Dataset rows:
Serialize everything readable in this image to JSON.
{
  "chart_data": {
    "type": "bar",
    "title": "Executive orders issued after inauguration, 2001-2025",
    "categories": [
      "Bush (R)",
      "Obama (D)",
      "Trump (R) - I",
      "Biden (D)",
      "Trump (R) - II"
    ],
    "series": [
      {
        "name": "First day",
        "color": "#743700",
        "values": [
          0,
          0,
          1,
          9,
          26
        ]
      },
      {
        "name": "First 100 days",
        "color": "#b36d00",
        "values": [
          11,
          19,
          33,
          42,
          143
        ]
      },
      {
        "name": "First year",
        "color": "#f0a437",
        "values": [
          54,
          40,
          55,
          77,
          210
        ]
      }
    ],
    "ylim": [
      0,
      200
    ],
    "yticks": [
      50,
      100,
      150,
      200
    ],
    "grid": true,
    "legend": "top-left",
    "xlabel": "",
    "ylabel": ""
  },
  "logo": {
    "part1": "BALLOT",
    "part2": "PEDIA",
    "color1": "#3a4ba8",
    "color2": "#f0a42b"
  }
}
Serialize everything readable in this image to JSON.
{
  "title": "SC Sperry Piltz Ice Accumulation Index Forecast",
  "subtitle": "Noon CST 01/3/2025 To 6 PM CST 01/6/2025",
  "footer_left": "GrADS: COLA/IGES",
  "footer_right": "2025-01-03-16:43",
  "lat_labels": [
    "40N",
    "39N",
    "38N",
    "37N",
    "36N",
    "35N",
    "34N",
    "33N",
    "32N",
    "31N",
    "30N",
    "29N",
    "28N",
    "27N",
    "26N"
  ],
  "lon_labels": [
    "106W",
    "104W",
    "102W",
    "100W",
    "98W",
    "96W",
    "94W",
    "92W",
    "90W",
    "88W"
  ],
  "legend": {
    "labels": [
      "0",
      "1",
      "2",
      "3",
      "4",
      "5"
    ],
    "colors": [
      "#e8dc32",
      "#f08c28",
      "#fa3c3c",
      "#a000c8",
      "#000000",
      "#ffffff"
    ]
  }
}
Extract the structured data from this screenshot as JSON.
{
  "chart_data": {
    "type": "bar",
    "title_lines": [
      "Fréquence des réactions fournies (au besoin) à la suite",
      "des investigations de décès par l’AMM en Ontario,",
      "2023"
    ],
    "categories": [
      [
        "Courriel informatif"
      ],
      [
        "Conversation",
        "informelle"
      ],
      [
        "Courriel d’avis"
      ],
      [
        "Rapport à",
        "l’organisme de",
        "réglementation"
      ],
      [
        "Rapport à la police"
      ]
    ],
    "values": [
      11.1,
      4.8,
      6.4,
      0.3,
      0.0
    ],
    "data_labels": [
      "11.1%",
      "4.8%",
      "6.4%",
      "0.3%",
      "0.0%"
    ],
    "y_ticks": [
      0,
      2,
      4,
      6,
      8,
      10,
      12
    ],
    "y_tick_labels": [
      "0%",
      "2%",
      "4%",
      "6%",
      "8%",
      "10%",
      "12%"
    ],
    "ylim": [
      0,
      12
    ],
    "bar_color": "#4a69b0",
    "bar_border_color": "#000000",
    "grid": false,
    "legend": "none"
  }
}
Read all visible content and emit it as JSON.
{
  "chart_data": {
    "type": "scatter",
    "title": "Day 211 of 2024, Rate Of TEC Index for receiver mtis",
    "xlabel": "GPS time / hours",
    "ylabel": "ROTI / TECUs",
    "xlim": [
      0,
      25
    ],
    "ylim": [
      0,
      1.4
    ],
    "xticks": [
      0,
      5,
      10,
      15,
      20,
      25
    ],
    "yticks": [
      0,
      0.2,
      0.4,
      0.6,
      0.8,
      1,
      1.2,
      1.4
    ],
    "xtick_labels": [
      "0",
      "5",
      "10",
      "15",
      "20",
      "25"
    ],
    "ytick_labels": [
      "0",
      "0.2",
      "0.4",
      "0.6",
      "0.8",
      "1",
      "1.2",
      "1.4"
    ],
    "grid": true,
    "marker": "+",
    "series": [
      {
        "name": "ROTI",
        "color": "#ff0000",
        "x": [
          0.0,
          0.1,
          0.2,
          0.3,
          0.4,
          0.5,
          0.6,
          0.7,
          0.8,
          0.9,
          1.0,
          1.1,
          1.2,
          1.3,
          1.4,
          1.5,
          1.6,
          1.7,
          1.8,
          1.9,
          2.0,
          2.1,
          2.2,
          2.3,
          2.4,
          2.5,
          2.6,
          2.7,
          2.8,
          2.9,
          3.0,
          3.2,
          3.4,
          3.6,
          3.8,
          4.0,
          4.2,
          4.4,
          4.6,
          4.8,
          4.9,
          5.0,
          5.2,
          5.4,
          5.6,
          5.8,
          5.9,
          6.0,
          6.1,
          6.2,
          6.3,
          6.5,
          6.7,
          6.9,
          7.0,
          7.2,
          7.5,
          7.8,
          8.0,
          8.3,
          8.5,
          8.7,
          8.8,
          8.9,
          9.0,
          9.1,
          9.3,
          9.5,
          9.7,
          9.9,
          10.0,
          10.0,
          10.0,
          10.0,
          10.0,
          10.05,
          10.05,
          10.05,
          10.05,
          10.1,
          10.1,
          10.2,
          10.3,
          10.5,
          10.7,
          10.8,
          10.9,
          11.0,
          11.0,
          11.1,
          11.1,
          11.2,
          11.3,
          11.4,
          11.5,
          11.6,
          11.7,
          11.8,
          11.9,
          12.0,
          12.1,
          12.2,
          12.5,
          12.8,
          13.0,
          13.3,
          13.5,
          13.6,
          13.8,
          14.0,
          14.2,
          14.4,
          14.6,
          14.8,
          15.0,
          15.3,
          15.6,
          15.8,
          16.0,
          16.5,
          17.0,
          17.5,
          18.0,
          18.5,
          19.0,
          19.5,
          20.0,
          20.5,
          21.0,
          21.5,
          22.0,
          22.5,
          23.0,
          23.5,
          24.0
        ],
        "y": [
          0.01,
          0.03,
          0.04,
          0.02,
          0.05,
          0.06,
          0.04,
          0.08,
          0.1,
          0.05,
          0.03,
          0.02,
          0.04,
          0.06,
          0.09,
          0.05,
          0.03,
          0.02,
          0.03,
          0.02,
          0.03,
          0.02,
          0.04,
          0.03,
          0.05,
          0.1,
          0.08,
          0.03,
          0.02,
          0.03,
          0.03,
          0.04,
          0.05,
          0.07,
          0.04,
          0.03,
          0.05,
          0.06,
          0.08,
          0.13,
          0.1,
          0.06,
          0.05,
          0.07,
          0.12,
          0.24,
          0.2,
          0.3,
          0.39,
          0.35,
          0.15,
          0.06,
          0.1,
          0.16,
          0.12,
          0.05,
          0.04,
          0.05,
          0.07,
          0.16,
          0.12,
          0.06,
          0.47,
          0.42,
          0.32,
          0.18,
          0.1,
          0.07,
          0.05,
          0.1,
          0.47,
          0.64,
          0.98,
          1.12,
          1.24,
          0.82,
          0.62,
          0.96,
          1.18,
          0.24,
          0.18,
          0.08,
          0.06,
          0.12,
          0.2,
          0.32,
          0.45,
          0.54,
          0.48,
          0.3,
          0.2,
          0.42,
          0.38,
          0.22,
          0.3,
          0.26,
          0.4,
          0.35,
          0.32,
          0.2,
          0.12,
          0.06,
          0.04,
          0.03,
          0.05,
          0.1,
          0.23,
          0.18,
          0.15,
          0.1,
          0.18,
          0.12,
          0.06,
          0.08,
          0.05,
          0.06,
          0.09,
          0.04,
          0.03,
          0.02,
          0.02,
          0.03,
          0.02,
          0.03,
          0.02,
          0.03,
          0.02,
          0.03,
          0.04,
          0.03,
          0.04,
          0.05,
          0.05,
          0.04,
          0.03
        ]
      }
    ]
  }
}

- _The exercise_
Return each entry from the material above exactly as it appears.

- _Full answer_
Serialize everything readable in this image to JSON.
{
  "chart_data": {
    "type": "bar",
    "title": "Executive orders issued after inauguration, 2001-2025",
    "categories": [
      "Bush (R)",
      "Obama (D)",
      "Trump (R) - I",
      "Biden (D)",
      "Trump (R) - II"
    ],
    "series": [
      {
        "name": "First day",
        "color": "#743700",
        "values": [
          0,
          0,
          1,
          9,
          26
        ]
      },
      {
        "name": "First 100 days",
        "color": "#b36d00",
        "values": [
          11,
          19,
          33,
          42,
          143
        ]
      },
      {
        "name": "First year",
        "color": "#f0a437",
        "values": [
          54,
          40,
          55,
          77,
          210
        ]
      }
    ],
    "ylim": [
      0,
      200
    ],
    "yticks": [
      50,
      100,
      150,
      200
    ],
    "grid": true,
    "legend": "top-left",
    "xlabel": "",
    "ylabel": ""
  },
  "logo": {
    "part1": "BALLOT",
    "part2": "PEDIA",
    "color1": "#3a4ba8",
    "color2": "#f0a42b"
  }
}
Serialize everything readable in this image to JSON.
{
  "title": "SC Sperry Piltz Ice Accumulation Index Forecast",
  "subtitle": "Noon CST 01/3/2025 To 6 PM CST 01/6/2025",
  "footer_left": "GrADS: COLA/IGES",
  "footer_right": "2025-01-03-16:43",
  "lat_labels": [
    "40N",
    "39N",
    "38N",
    "37N",
    "36N",
    "35N",
    "34N",
    "33N",
    "32N",
    "31N",
    "30N",
    "29N",
    "28N",
    "27N",
    "26N"
  ],
  "lon_labels": [
    "106W",
    "104W",
    "102W",
    "100W",
    "98W",
    "96W",
    "94W",
    "92W",
    "90W",
    "88W"
  ],
  "legend": {
    "labels": [
      "0",
      "1",
      "2",
      "3",
      "4",
      "5"
    ],
    "colors": [
      "#e8dc32",
      "#f08c28",
      "#fa3c3c",
      "#a000c8",
      "#000000",
      "#ffffff"
    ]
  }
}
Extract the structured data from this screenshot as JSON.
{
  "chart_data": {
    "type": "bar",
    "title_lines": [
      "Fréquence des réactions fournies (au besoin) à la suite",
      "des investigations de décès par l’AMM en Ontario,",
      "2023"
    ],
    "categories": [
      [
        "Courriel informatif"
      ],
      [
        "Conversation",
        "informelle"
      ],
      [
        "Courriel d’avis"
      ],
      [
        "Rapport à",
        "l’organisme de",
        "réglementation"
      ],
      [
        "Rapport à la police"
      ]
    ],
    "values": [
      11.1,
      4.8,
      6.4,
      0.3,
      0.0
    ],
    "data_labels": [
      "11.1%",
      "4.8%",
      "6.4%",
      "0.3%",
      "0.0%"
    ],
    "y_ticks": [
      0,
      2,
      4,
      6,
      8,
      10,
      12
    ],
    "y_tick_labels": [
      "0%",
      "2%",
      "4%",
      "6%",
      "8%",
      "10%",
      "12%"
    ],
    "ylim": [
      0,
      12
    ],
    "bar_color": "#4a69b0",
    "bar_border_color": "#000000",
    "grid": false,
    "legend": "none"
  }
}
Read all visible content and emit it as JSON.
{
  "chart_data": {
    "type": "scatter",
    "title": "Day 211 of 2024, Rate Of TEC Index for receiver mtis",
    "xlabel": "GPS time / hours",
    "ylabel": "ROTI / TECUs",
    "xlim": [
      0,
      25
    ],
    "ylim": [
      0,
      1.4
    ],
    "xticks": [
      0,
      5,
      10,
      15,
      20,
      25
    ],
    "yticks": [
      0,
      0.2,
      0.4,
      0.6,
      0.8,
      1,
      1.2,
      1.4
    ],
    "xtick_labels": [
      "0",
      "5",
      "10",
      "15",
      "20",
      "25"
    ],
    "ytick_labels": [
      "0",
      "0.2",
      "0.4",
      "0.6",
      "0.8",
      "1",
      "1.2",
      "1.4"
    ],
    "grid": true,
    "marker": "+",
    "series": [
      {
        "name": "ROTI",
        "color": "#ff0000",
        "x": [
          0.0,
          0.1,
          0.2,
          0.3,
          0.4,
          0.5,
          0.6,
          0.7,
          0.8,
          0.9,
          1.0,
          1.1,
          1.2,
          1.3,
          1.4,
          1.5,
          1.6,
          1.7,
          1.8,
          1.9,
          2.0,
          2.1,
          2.2,
          2.3,
          2.4,
          2.5,
          2.6,
          2.7,
          2.8,
          2.9,
          3.0,
          3.2,
          3.4,
          3.6,
          3.8,
          4.0,
          4.2,
          4.4,
          4.6,
          4.8,
          4.9,
          5.0,
          5.2,
          5.4,
          5.6,
          5.8,
          5.9,
          6.0,
          6.1,
          6.2,
          6.3,
          6.5,
          6.7,
          6.9,
          7.0,
          7.2,
          7.5,
          7.8,
          8.0,
          8.3,
          8.5,
          8.7,
          8.8,
          8.9,
          9.0,
          9.1,
          9.3,
          9.5,
          9.7,
          9.9,
          10.0,
          10.0,
          10.0,
          10.0,
          10.0,
          10.05,
          10.05,
          10.05,
          10.05,
          10.1,
          10.1,
          10.2,
          10.3,
          10.5,
          10.7,
          10.8,
          10.9,
          11.0,
          11.0,
          11.1,
          11.1,
          11.2,
          11.3,
          11.4,
          11.5,
          11.6,
          11.7,
          11.8,
          11.9,
          12.0,
          12.1,
          12.2,
          12.5,
          12.8,
          13.0,
          13.3,
          13.5,
          13.6,
          13.8,
          14.0,
          14.2,
          14.4,
          14.6,
          14.8,
          15.0,
          15.3,
          15.6,
          15.8,
          16.0,
          16.5,
          17.0,
          17.5,
          18.0,
          18.5,
          19.0,
          19.5,
          20.0,
          20.5,
          21.0,
          21.5,
          22.0,
          22.5,
          23.0,
          23.5,
          24.0
        ],
        "y": [
          0.01,
          0.03,
          0.04,
          0.02,
          0.05,
          0.06,
          0.04,
          0.08,
          0.1,
          0.05,
          0.03,
          0.02,
          0.04,
          0.06,
          0.09,
          0.05,
          0.03,
          0.02,
          0.03,
          0.02,
          0.03,
          0.02,
          0.04,
          0.03,
          0.05,
          0.1,
          0.08,
          0.03,
          0.02,
          0.03,
          0.03,
          0.04,
          0.05,
          0.07,
          0.04,
          0.03,
          0.05,
          0.06,
          0.08,
          0.13,
          0.1,
          0.06,
          0.05,
          0.07,
          0.12,
          0.24,
          0.2,
          0.3,
          0.39,
          0.35,
          0.15,
          0.06,
          0.1,
          0.16,
          0.12,
          0.05,
          0.04,
          0.05,
          0.07,
          0.16,
          0.12,
          0.06,
          0.47,
          0.42,
          0.32,
          0.18,
          0.1,
          0.07,
          0.05,
          0.1,
          0.47,
          0.64,
          0.98,
          1.12,
          1.24,
          0.82,
          0.62,
          0.96,
          1.18,
          0.24,
          0.18,
          0.08,
          0.06,
          0.12,
          0.2,
          0.32,
          0.45,
          0.54,
          0.48,
          0.3,
          0.2,
          0.42,
          0.38,
          0.22,
          0.3,
          0.26,
          0.4,
          0.35,
          0.32,
          0.2,
          0.12,
          0.06,
          0.04,
          0.03,
          0.05,
          0.1,
          0.23,
          0.18,
          0.15,
          0.1,
          0.18,
          0.12,
          0.06,
          0.08,
          0.05,
          0.06,
          0.09,
          0.04,
          0.03,
          0.02,
          0.02,
          0.03,
          0.02,
          0.03,
          0.02,
          0.03,
          0.02,
          0.03,
          0.04,
          0.03,
          0.04,
          0.05,
          0.05,
          0.04,
          0.03
        ]
      }
    ]
  }
}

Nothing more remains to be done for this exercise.